» **Task directions**
For the copy, please give all of the data again exactly and leave the pictures out.

***** Dataset records *****

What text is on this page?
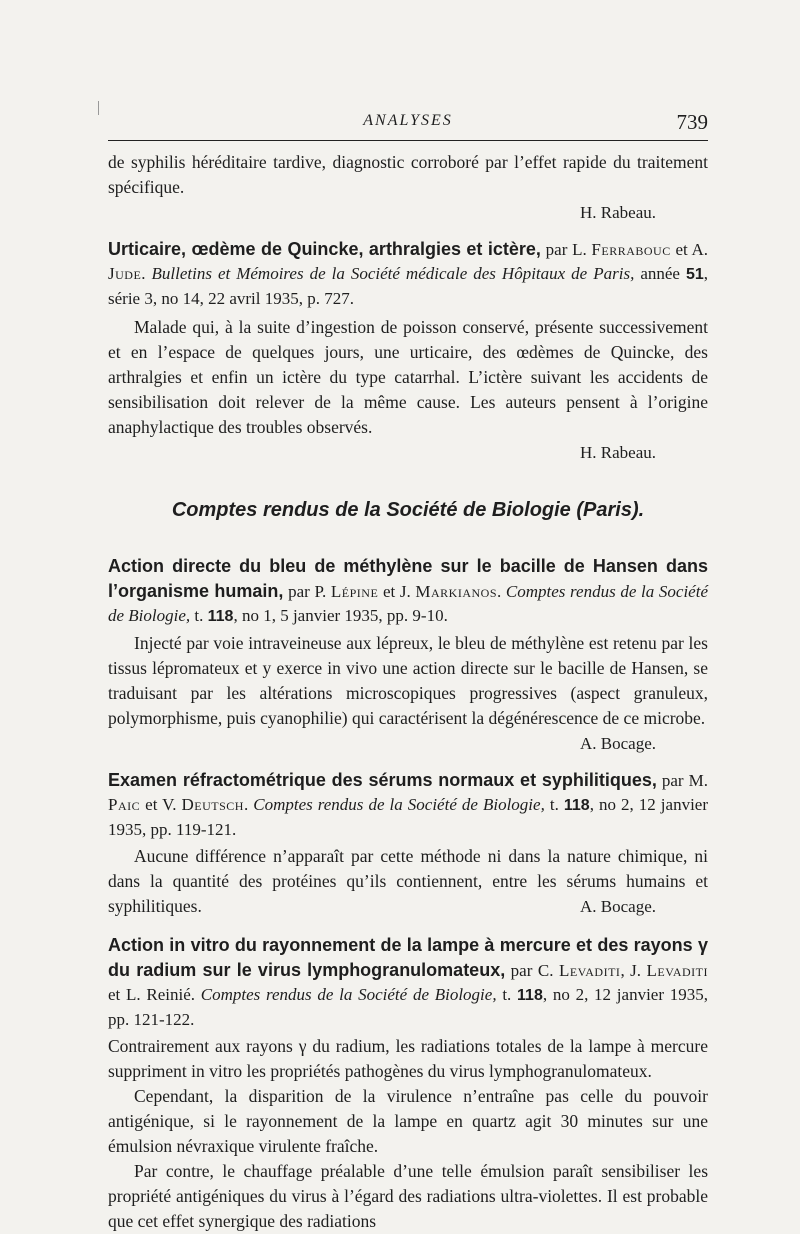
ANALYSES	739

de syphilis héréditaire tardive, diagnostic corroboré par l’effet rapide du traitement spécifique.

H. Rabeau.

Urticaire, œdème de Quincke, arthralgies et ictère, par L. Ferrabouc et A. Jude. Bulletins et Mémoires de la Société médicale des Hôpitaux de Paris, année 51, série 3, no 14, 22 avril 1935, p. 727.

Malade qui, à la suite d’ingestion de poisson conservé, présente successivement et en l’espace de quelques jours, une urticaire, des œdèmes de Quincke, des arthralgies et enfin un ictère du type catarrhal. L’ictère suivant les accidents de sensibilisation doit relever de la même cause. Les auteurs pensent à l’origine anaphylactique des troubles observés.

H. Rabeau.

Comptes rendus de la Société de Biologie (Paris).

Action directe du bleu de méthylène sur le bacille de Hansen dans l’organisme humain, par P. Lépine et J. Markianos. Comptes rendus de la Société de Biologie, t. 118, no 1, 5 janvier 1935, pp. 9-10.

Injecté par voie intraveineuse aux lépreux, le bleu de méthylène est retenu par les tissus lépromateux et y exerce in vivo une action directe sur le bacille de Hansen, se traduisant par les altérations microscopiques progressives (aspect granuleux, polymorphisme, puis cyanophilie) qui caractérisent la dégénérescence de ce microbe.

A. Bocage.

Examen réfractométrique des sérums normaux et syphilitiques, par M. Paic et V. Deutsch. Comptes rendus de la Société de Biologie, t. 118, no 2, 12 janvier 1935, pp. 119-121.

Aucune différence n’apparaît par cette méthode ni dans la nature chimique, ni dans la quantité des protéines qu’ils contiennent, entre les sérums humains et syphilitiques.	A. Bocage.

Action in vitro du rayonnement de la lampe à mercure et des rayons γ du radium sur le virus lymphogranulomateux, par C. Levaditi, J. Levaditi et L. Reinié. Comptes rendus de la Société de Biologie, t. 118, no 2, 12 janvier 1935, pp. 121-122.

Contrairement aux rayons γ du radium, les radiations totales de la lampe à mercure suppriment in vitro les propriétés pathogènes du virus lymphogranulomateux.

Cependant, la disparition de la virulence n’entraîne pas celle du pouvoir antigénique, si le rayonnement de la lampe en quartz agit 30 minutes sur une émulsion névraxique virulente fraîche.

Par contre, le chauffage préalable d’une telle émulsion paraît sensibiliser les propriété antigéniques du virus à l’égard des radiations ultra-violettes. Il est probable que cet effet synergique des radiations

*****

» **Response to this task**
What text is on this page?
ANALYSES	739

de syphilis héréditaire tardive, diagnostic corroboré par l’effet rapide du traitement spécifique.

H. Rabeau.

Urticaire, œdème de Quincke, arthralgies et ictère, par L. Ferrabouc et A. Jude. Bulletins et Mémoires de la Société médicale des Hôpitaux de Paris, année 51, série 3, no 14, 22 avril 1935, p. 727.

Malade qui, à la suite d’ingestion de poisson conservé, présente successivement et en l’espace de quelques jours, une urticaire, des œdèmes de Quincke, des arthralgies et enfin un ictère du type catarrhal. L’ictère suivant les accidents de sensibilisation doit relever de la même cause. Les auteurs pensent à l’origine anaphylactique des troubles observés.

H. Rabeau.

Comptes rendus de la Société de Biologie (Paris).

Action directe du bleu de méthylène sur le bacille de Hansen dans l’organisme humain, par P. Lépine et J. Markianos. Comptes rendus de la Société de Biologie, t. 118, no 1, 5 janvier 1935, pp. 9-10.

Injecté par voie intraveineuse aux lépreux, le bleu de méthylène est retenu par les tissus lépromateux et y exerce in vivo une action directe sur le bacille de Hansen, se traduisant par les altérations microscopiques progressives (aspect granuleux, polymorphisme, puis cyanophilie) qui caractérisent la dégénérescence de ce microbe.

A. Bocage.

Examen réfractométrique des sérums normaux et syphilitiques, par M. Paic et V. Deutsch. Comptes rendus de la Société de Biologie, t. 118, no 2, 12 janvier 1935, pp. 119-121.

Aucune différence n’apparaît par cette méthode ni dans la nature chimique, ni dans la quantité des protéines qu’ils contiennent, entre les sérums humains et syphilitiques.	A. Bocage.

Action in vitro du rayonnement de la lampe à mercure et des rayons γ du radium sur le virus lymphogranulomateux, par C. Levaditi, J. Levaditi et L. Reinié. Comptes rendus de la Société de Biologie, t. 118, no 2, 12 janvier 1935, pp. 121-122.

Contrairement aux rayons γ du radium, les radiations totales de la lampe à mercure suppriment in vitro les propriétés pathogènes du virus lymphogranulomateux.

Cependant, la disparition de la virulence n’entraîne pas celle du pouvoir antigénique, si le rayonnement de la lampe en quartz agit 30 minutes sur une émulsion névraxique virulente fraîche.

Par contre, le chauffage préalable d’une telle émulsion paraît sensibiliser les propriété antigéniques du virus à l’égard des radiations ultra-violettes. Il est probable que cet effet synergique des radiations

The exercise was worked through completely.